Instructions for the task — Locate all lines with the word "jours" and copy them out.

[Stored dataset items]
>> start

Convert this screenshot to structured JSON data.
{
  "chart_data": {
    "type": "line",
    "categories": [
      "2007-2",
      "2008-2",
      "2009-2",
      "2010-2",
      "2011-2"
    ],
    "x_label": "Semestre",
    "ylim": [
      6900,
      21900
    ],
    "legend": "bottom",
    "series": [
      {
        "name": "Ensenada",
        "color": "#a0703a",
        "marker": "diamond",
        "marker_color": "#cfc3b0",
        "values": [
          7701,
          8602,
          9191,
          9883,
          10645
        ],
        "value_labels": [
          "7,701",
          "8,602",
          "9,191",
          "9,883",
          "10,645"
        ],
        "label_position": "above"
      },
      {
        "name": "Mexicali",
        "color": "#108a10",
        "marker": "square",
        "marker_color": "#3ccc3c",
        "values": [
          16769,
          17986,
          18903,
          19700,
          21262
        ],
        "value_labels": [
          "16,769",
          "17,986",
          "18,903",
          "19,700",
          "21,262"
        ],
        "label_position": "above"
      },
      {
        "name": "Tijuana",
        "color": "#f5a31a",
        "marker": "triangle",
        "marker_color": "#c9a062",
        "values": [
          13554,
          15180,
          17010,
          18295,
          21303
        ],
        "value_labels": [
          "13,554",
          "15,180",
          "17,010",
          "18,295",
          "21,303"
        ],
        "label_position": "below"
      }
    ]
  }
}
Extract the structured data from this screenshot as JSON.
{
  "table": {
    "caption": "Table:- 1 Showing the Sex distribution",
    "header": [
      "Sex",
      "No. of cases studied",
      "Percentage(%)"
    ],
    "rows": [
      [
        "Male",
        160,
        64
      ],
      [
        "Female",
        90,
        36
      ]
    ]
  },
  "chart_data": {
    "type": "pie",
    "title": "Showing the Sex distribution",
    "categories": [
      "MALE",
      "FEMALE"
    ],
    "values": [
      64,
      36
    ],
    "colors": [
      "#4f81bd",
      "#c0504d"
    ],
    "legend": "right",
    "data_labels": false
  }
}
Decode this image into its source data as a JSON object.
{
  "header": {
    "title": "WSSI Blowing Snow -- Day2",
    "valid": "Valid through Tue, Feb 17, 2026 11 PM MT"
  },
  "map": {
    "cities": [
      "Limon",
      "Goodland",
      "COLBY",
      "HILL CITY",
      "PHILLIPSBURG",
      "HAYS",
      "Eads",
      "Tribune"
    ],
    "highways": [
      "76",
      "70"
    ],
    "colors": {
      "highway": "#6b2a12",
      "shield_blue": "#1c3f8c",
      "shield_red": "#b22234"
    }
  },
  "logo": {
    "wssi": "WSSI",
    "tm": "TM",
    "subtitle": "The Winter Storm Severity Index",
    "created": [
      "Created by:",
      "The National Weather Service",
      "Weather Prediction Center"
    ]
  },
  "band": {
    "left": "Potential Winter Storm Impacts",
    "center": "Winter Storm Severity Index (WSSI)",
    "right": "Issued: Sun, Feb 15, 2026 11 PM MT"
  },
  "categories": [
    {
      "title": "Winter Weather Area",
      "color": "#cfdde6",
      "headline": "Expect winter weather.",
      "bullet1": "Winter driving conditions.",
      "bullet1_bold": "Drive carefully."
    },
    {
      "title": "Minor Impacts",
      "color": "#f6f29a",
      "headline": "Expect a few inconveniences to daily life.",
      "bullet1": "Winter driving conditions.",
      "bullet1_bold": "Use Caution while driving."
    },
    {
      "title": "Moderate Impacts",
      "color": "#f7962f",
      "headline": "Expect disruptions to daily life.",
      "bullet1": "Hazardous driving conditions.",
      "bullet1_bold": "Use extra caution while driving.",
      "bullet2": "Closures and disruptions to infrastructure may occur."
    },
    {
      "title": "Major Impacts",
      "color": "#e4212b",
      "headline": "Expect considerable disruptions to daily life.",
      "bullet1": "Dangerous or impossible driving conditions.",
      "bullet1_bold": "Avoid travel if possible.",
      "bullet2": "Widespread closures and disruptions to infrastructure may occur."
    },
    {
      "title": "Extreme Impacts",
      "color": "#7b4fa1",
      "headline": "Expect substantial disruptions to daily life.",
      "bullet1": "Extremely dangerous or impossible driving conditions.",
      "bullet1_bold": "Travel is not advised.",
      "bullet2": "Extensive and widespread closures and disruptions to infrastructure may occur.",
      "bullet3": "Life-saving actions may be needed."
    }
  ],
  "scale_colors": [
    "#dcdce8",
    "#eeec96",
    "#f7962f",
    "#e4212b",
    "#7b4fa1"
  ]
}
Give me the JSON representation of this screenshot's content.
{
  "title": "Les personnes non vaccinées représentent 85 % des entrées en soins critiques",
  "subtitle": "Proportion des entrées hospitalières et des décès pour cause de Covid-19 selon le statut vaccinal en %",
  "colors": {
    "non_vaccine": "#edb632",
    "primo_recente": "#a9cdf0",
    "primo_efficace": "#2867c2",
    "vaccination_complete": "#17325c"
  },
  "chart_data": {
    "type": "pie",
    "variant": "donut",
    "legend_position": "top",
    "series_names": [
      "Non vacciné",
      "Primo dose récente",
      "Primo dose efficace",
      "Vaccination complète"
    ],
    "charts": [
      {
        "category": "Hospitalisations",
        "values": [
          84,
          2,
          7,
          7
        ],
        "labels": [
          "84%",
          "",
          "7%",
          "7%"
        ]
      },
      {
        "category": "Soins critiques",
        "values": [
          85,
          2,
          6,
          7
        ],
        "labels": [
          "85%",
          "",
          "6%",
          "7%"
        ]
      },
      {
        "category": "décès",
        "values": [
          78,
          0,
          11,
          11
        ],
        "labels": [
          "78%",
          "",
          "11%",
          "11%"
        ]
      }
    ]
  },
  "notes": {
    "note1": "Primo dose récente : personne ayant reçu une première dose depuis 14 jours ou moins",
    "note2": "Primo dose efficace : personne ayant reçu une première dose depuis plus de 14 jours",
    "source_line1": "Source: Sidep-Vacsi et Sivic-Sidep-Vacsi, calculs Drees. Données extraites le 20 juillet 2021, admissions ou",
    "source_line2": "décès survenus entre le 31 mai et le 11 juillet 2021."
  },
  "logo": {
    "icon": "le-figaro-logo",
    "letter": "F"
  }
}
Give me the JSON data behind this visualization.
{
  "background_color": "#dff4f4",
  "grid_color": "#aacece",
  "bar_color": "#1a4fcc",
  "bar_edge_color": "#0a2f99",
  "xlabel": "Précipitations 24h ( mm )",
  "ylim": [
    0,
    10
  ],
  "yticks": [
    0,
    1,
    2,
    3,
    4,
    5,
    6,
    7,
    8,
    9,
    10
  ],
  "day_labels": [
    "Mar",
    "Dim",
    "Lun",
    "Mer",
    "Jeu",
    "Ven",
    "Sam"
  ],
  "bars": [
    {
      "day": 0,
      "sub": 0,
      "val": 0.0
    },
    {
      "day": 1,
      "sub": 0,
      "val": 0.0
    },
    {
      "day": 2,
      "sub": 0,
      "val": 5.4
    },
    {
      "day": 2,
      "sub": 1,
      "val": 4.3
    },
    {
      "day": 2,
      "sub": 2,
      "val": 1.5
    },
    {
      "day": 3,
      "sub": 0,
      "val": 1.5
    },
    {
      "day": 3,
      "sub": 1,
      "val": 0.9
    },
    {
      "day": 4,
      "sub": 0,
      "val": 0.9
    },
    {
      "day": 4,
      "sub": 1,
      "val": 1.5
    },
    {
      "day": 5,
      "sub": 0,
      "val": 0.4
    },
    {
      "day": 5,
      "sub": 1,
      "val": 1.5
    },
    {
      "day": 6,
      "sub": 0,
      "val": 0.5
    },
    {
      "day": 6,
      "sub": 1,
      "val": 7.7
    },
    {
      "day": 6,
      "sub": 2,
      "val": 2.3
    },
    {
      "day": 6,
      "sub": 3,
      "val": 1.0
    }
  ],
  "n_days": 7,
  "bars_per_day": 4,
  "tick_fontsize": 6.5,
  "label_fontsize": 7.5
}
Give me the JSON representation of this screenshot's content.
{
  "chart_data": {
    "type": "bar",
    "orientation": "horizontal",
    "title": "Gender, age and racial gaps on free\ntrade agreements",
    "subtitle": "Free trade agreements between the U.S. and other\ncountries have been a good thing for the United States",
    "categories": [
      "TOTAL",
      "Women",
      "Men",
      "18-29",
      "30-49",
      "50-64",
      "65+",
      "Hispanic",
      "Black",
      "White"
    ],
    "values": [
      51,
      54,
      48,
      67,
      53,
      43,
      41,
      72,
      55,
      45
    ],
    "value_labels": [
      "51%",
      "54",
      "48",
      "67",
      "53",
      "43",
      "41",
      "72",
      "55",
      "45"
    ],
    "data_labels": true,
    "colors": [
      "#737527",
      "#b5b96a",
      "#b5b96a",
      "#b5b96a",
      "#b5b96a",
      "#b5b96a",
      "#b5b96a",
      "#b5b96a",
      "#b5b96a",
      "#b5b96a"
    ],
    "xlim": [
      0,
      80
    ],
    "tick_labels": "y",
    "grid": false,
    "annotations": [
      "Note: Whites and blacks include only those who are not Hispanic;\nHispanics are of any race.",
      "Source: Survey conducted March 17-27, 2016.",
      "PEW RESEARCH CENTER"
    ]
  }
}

>> end

Full solution —
    "note1": "Primo dose récente : personne ayant reçu une première dose depuis 14 jours ou moins",
    "note2": "Primo dose efficace : personne ayant reçu une première dose depuis plus de 14 jours",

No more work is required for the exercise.